- [Set problem]
What is the number of lines containing the string "balki"? Answer with the number only.

- [The records]
-- Start --
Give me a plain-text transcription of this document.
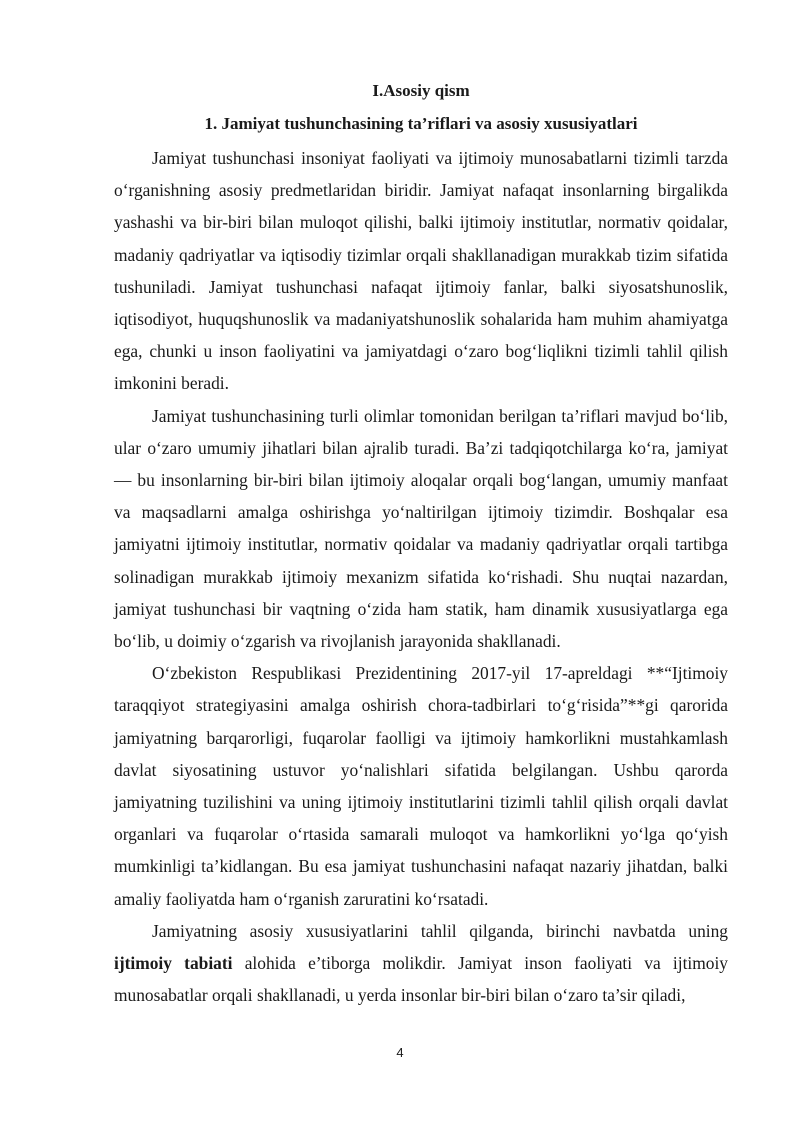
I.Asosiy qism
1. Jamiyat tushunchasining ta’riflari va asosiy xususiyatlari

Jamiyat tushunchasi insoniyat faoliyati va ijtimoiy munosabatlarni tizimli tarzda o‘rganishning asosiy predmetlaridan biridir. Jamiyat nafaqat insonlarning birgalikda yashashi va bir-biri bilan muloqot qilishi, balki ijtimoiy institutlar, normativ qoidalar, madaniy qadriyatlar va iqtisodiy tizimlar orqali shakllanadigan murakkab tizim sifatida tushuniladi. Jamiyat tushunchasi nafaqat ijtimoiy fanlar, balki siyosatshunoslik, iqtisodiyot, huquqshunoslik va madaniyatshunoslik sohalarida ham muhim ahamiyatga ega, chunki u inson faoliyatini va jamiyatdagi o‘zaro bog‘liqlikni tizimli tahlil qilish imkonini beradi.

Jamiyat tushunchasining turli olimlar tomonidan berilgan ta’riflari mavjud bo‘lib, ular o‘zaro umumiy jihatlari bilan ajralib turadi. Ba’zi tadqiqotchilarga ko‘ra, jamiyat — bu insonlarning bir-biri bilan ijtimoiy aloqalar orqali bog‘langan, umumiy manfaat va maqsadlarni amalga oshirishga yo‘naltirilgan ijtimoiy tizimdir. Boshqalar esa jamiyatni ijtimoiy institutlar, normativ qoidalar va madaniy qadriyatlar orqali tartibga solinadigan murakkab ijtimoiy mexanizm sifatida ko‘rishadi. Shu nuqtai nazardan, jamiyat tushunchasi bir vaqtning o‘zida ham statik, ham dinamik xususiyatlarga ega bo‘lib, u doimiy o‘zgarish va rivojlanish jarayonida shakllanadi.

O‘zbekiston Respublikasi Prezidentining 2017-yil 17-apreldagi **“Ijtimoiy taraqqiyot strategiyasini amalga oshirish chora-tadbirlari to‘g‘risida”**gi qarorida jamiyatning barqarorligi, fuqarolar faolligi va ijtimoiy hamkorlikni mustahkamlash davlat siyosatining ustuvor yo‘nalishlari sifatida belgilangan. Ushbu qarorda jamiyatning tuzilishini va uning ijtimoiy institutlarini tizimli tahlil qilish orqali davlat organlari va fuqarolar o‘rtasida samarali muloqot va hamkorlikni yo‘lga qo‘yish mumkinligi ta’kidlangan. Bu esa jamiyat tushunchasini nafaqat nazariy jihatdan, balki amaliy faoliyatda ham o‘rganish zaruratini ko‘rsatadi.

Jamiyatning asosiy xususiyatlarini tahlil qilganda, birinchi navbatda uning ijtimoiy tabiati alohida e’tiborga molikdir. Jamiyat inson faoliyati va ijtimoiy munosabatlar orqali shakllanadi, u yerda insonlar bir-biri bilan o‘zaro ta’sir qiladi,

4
-- End --
- [Correct output]
2